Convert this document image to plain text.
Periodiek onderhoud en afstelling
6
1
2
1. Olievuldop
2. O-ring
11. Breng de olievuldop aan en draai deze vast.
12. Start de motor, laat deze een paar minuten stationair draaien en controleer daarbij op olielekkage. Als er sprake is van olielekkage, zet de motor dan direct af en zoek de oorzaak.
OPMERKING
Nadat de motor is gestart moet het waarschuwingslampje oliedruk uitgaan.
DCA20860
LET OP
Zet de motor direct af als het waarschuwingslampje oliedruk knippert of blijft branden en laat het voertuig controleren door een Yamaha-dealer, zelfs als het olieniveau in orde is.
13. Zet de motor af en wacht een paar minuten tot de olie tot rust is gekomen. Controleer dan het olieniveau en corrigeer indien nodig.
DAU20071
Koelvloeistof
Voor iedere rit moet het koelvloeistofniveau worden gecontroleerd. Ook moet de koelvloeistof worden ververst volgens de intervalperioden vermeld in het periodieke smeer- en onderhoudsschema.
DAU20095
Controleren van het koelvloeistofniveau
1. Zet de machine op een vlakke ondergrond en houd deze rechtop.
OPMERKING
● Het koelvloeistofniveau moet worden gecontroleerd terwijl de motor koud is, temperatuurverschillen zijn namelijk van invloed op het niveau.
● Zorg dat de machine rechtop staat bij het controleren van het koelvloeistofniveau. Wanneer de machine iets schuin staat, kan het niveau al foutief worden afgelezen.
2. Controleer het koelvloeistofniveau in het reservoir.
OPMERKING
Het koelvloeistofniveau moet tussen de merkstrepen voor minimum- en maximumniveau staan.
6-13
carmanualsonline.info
::::::::
** Your objective **
Transcribe the material above word for word.

** Complete answer **
Convert this document image to plain text.
Periodiek onderhoud en afstelling
6
1
2
1. Olievuldop
2. O-ring
11. Breng de olievuldop aan en draai deze vast.
12. Start de motor, laat deze een paar minuten stationair draaien en controleer daarbij op olielekkage. Als er sprake is van olielekkage, zet de motor dan direct af en zoek de oorzaak.
OPMERKING
Nadat de motor is gestart moet het waarschuwingslampje oliedruk uitgaan.
DCA20860
LET OP
Zet de motor direct af als het waarschuwingslampje oliedruk knippert of blijft branden en laat het voertuig controleren door een Yamaha-dealer, zelfs als het olieniveau in orde is.
13. Zet de motor af en wacht een paar minuten tot de olie tot rust is gekomen. Controleer dan het olieniveau en corrigeer indien nodig.
DAU20071
Koelvloeistof
Voor iedere rit moet het koelvloeistofniveau worden gecontroleerd. Ook moet de koelvloeistof worden ververst volgens de intervalperioden vermeld in het periodieke smeer- en onderhoudsschema.
DAU20095
Controleren van het koelvloeistofniveau
1. Zet de machine op een vlakke ondergrond en houd deze rechtop.
OPMERKING
● Het koelvloeistofniveau moet worden gecontroleerd terwijl de motor koud is, temperatuurverschillen zijn namelijk van invloed op het niveau.
● Zorg dat de machine rechtop staat bij het controleren van het koelvloeistofniveau. Wanneer de machine iets schuin staat, kan het niveau al foutief worden afgelezen.
2. Controleer het koelvloeistofniveau in het reservoir.
OPMERKING
Het koelvloeistofniveau moet tussen de merkstrepen voor minimum- en maximumniveau staan.
6-13
carmanualsonline.info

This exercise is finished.